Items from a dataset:

------------------------------------------------------------

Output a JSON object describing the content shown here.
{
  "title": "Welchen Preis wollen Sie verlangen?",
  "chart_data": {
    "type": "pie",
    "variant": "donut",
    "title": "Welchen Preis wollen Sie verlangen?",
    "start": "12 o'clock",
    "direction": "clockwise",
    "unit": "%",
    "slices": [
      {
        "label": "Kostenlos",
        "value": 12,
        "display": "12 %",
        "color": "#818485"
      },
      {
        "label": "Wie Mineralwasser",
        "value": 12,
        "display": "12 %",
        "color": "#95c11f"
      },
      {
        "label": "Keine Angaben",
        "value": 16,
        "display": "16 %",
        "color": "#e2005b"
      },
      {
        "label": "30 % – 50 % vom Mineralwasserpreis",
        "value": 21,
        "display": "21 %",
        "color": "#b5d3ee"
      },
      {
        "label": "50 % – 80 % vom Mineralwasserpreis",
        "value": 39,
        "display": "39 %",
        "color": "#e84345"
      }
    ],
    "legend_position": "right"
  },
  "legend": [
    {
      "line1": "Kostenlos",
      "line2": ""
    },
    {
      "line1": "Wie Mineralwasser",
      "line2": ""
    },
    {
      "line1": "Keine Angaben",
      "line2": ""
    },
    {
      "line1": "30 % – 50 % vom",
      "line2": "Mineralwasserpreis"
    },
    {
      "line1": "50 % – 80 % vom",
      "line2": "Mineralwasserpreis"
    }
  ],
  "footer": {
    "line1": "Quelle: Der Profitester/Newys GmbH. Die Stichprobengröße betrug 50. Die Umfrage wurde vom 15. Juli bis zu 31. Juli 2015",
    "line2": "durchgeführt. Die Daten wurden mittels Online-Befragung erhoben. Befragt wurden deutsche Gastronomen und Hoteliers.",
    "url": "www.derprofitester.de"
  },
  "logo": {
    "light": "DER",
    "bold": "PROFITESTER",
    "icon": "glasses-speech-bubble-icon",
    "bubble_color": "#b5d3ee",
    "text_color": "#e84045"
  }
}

------------------------------------------------------------

- **Short problem**: Copy each line above that contains the word "wollen".

- **Solution**:
  "title": "Welchen Preis wollen Sie verlangen?",
    "title": "Welchen Preis wollen Sie verlangen?",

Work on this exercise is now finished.